◆ **Given problem**: Return all of the data exactly, with nothing left out but the pictures.

[Figure contents as structured data]
::::

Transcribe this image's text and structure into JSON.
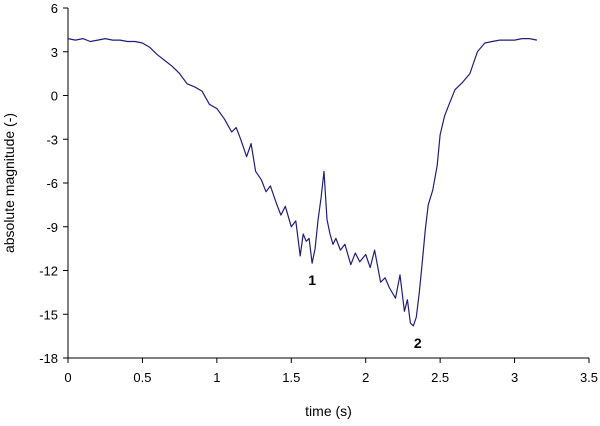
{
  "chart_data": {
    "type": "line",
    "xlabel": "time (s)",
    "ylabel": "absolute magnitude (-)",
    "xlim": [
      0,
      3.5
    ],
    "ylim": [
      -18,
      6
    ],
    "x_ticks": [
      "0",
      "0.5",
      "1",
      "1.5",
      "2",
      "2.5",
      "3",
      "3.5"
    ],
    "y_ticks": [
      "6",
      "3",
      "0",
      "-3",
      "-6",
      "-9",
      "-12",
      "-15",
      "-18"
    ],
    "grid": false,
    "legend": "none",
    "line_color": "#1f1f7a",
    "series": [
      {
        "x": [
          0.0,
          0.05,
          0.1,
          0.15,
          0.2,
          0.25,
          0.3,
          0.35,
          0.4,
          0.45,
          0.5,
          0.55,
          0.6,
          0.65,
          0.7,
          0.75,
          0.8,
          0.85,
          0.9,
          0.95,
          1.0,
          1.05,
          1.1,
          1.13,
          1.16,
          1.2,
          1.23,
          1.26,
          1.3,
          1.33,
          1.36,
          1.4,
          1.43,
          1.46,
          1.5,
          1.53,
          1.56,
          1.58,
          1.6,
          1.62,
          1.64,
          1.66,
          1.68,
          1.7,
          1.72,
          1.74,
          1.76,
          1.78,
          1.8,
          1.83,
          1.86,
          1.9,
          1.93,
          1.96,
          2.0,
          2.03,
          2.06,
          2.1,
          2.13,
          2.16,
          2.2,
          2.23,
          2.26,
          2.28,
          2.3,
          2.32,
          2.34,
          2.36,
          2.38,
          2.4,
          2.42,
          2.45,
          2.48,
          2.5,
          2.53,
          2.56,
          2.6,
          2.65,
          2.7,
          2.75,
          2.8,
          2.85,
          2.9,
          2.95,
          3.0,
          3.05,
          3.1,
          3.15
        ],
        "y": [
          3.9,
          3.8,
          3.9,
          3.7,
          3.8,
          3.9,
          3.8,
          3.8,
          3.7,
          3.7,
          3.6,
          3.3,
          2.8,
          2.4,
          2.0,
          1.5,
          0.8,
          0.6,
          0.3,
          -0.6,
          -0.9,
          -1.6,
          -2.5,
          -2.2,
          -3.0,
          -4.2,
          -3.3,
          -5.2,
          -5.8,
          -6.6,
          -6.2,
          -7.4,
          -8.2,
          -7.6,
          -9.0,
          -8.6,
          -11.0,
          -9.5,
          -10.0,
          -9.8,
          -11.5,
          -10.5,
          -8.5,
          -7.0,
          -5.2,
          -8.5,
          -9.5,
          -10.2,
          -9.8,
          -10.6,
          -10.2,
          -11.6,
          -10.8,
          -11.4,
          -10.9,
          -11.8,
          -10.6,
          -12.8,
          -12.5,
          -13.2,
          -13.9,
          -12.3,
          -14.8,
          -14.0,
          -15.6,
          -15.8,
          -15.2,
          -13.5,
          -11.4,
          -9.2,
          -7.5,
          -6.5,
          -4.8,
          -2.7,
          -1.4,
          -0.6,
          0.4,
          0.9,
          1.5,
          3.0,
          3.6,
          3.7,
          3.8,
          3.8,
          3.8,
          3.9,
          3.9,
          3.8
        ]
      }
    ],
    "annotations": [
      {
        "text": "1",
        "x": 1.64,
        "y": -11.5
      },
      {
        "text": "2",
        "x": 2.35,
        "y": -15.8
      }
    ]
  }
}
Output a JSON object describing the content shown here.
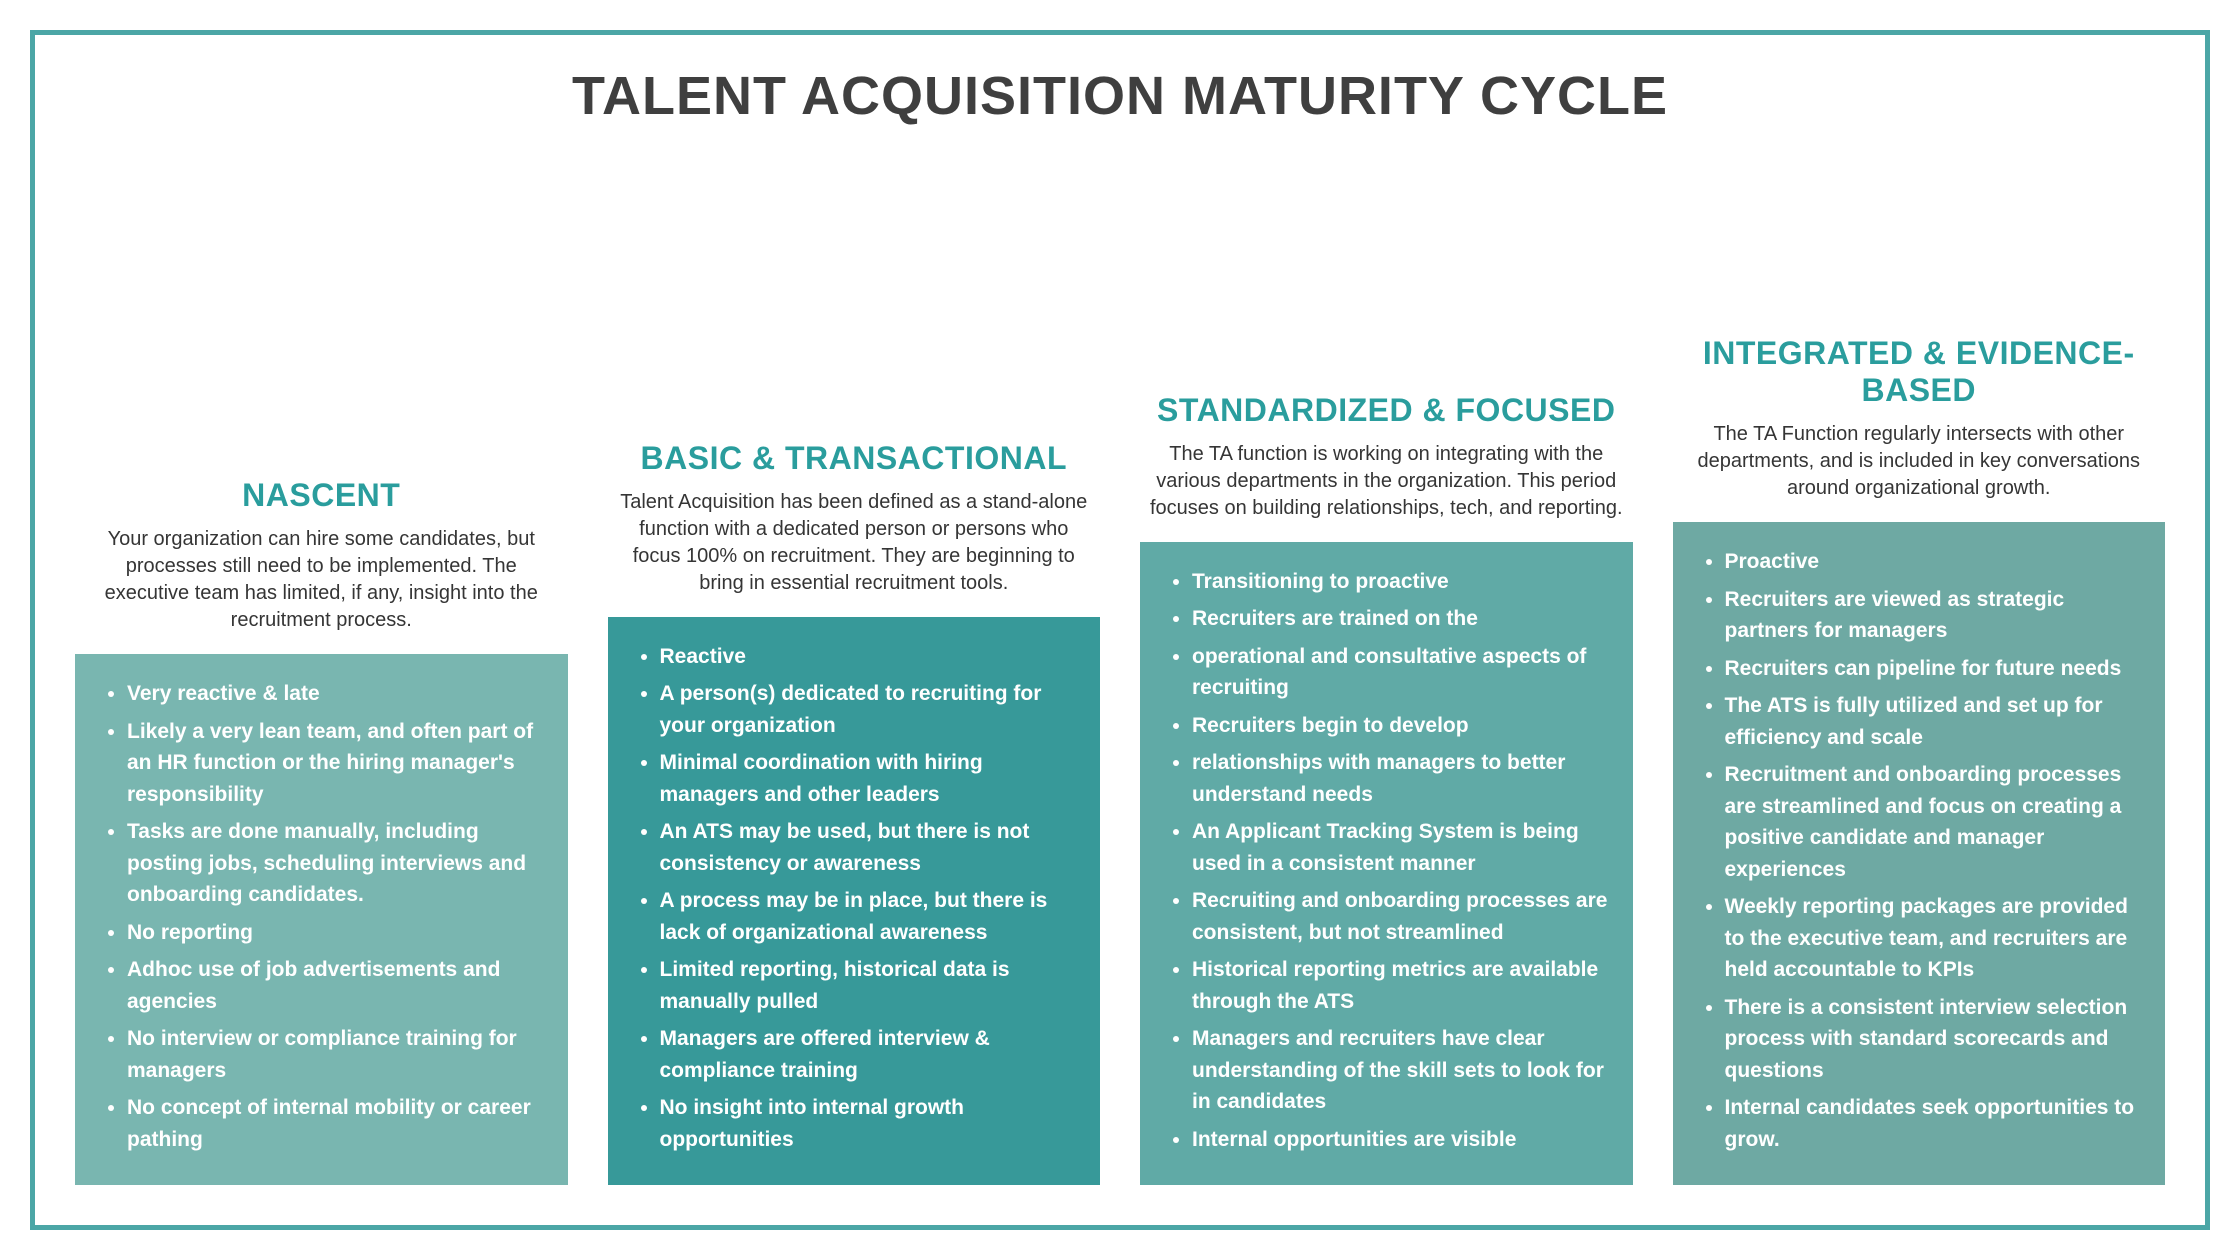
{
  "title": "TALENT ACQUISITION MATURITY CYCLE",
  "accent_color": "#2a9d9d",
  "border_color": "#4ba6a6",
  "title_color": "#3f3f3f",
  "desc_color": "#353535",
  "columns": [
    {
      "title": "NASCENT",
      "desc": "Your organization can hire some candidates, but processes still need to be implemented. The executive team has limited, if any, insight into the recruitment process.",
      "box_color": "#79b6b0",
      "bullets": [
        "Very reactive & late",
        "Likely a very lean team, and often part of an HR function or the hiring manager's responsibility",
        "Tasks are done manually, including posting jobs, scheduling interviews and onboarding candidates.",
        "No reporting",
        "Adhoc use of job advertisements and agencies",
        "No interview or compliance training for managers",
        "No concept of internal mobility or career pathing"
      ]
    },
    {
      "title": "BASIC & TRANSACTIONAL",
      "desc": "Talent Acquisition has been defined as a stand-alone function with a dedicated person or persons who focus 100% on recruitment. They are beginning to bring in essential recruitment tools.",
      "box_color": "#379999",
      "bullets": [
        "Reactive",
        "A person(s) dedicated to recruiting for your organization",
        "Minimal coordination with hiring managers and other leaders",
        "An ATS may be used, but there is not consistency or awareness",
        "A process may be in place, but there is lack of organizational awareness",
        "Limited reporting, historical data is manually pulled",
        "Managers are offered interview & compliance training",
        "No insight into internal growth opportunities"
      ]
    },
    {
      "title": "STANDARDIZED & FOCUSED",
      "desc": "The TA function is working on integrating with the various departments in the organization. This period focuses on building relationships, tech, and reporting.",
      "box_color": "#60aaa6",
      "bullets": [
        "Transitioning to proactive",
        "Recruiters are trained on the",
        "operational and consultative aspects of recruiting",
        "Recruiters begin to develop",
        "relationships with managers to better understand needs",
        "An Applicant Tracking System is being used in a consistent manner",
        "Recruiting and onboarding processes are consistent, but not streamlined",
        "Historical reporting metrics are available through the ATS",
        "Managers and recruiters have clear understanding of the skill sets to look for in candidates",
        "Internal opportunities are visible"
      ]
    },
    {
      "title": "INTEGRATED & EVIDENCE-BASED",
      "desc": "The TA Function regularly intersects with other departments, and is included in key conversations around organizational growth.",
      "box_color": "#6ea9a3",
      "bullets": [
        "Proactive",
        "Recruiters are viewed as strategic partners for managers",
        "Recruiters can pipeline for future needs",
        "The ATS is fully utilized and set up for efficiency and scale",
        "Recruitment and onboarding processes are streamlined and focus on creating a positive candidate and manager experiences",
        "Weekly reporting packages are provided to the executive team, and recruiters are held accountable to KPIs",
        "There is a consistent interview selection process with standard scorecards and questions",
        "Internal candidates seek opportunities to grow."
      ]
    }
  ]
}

::::

◆ **Task solution**:
Transcribe this image's text and structure into JSON.
{
  "chart_data": {
    "type": "line",
    "xlabel": "time (s)",
    "ylabel": "absolute magnitude (-)",
    "xlim": [
      0,
      3.5
    ],
    "ylim": [
      -18,
      6
    ],
    "x_ticks": [
      "0",
      "0.5",
      "1",
      "1.5",
      "2",
      "2.5",
      "3",
      "3.5"
    ],
    "y_ticks": [
      "6",
      "3",
      "0",
      "-3",
      "-6",
      "-9",
      "-12",
      "-15",
      "-18"
    ],
    "grid": false,
    "legend": "none",
    "line_color": "#1f1f7a",
    "series": [
      {
        "x": [
          0.0,
          0.05,
          0.1,
          0.15,
          0.2,
          0.25,
          0.3,
          0.35,
          0.4,
          0.45,
          0.5,
          0.55,
          0.6,
          0.65,
          0.7,
          0.75,
          0.8,
          0.85,
          0.9,
          0.95,
          1.0,
          1.05,
          1.1,
          1.13,
          1.16,
          1.2,
          1.23,
          1.26,
          1.3,
          1.33,
          1.36,
          1.4,
          1.43,
          1.46,
          1.5,
          1.53,
          1.56,
          1.58,
          1.6,
          1.62,
          1.64,
          1.66,
          1.68,
          1.7,
          1.72,
          1.74,
          1.76,
          1.78,
          1.8,
          1.83,
          1.86,
          1.9,
          1.93,
          1.96,
          2.0,
          2.03,
          2.06,
          2.1,
          2.13,
          2.16,
          2.2,
          2.23,
          2.26,
          2.28,
          2.3,
          2.32,
          2.34,
          2.36,
          2.38,
          2.4,
          2.42,
          2.45,
          2.48,
          2.5,
          2.53,
          2.56,
          2.6,
          2.65,
          2.7,
          2.75,
          2.8,
          2.85,
          2.9,
          2.95,
          3.0,
          3.05,
          3.1,
          3.15
        ],
        "y": [
          3.9,
          3.8,
          3.9,
          3.7,
          3.8,
          3.9,
          3.8,
          3.8,
          3.7,
          3.7,
          3.6,
          3.3,
          2.8,
          2.4,
          2.0,
          1.5,
          0.8,
          0.6,
          0.3,
          -0.6,
          -0.9,
          -1.6,
          -2.5,
          -2.2,
          -3.0,
          -4.2,
          -3.3,
          -5.2,
          -5.8,
          -6.6,
          -6.2,
          -7.4,
          -8.2,
          -7.6,
          -9.0,
          -8.6,
          -11.0,
          -9.5,
          -10.0,
          -9.8,
          -11.5,
          -10.5,
          -8.5,
          -7.0,
          -5.2,
          -8.5,
          -9.5,
          -10.2,
          -9.8,
          -10.6,
          -10.2,
          -11.6,
          -10.8,
          -11.4,
          -10.9,
          -11.8,
          -10.6,
          -12.8,
          -12.5,
          -13.2,
          -13.9,
          -12.3,
          -14.8,
          -14.0,
          -15.6,
          -15.8,
          -15.2,
          -13.5,
          -11.4,
          -9.2,
          -7.5,
          -6.5,
          -4.8,
          -2.7,
          -1.4,
          -0.6,
          0.4,
          0.9,
          1.5,
          3.0,
          3.6,
          3.7,
          3.8,
          3.8,
          3.8,
          3.9,
          3.9,
          3.8
        ]
      }
    ],
    "annotations": [
      {
        "text": "1",
        "x": 1.64,
        "y": -11.5
      },
      {
        "text": "2",
        "x": 2.35,
        "y": -15.8
      }
    ]
  }
}
Output a JSON object describing the content shown here.
{
  "title": "TALENT ACQUISITION MATURITY CYCLE",
  "accent_color": "#2a9d9d",
  "border_color": "#4ba6a6",
  "title_color": "#3f3f3f",
  "desc_color": "#353535",
  "columns": [
    {
      "title": "NASCENT",
      "desc": "Your organization can hire some candidates, but processes still need to be implemented. The executive team has limited, if any, insight into the recruitment process.",
      "box_color": "#79b6b0",
      "bullets": [
        "Very reactive & late",
        "Likely a very lean team, and often part of an HR function or the hiring manager's responsibility",
        "Tasks are done manually, including posting jobs, scheduling interviews and onboarding candidates.",
        "No reporting",
        "Adhoc use of job advertisements and agencies",
        "No interview or compliance training for managers",
        "No concept of internal mobility or career pathing"
      ]
    },
    {
      "title": "BASIC & TRANSACTIONAL",
      "desc": "Talent Acquisition has been defined as a stand-alone function with a dedicated person or persons who focus 100% on recruitment. They are beginning to bring in essential recruitment tools.",
      "box_color": "#379999",
      "bullets": [
        "Reactive",
        "A person(s) dedicated to recruiting for your organization",
        "Minimal coordination with hiring managers and other leaders",
        "An ATS may be used, but there is not consistency or awareness",
        "A process may be in place, but there is lack of organizational awareness",
        "Limited reporting, historical data is manually pulled",
        "Managers are offered interview & compliance training",
        "No insight into internal growth opportunities"
      ]
    },
    {
      "title": "STANDARDIZED & FOCUSED",
      "desc": "The TA function is working on integrating with the various departments in the organization. This period focuses on building relationships, tech, and reporting.",
      "box_color": "#60aaa6",
      "bullets": [
        "Transitioning to proactive",
        "Recruiters are trained on the",
        "operational and consultative aspects of recruiting",
        "Recruiters begin to develop",
        "relationships with managers to better understand needs",
        "An Applicant Tracking System is being used in a consistent manner",
        "Recruiting and onboarding processes are consistent, but not streamlined",
        "Historical reporting metrics are available through the ATS",
        "Managers and recruiters have clear understanding of the skill sets to look for in candidates",
        "Internal opportunities are visible"
      ]
    },
    {
      "title": "INTEGRATED & EVIDENCE-BASED",
      "desc": "The TA Function regularly intersects with other departments, and is included in key conversations around organizational growth.",
      "box_color": "#6ea9a3",
      "bullets": [
        "Proactive",
        "Recruiters are viewed as strategic partners for managers",
        "Recruiters can pipeline for future needs",
        "The ATS is fully utilized and set up for efficiency and scale",
        "Recruitment and onboarding processes are streamlined and focus on creating a positive candidate and manager experiences",
        "Weekly reporting packages are provided to the executive team, and recruiters are held accountable to KPIs",
        "There is a consistent interview selection process with standard scorecards and questions",
        "Internal candidates seek opportunities to grow."
      ]
    }
  ]
}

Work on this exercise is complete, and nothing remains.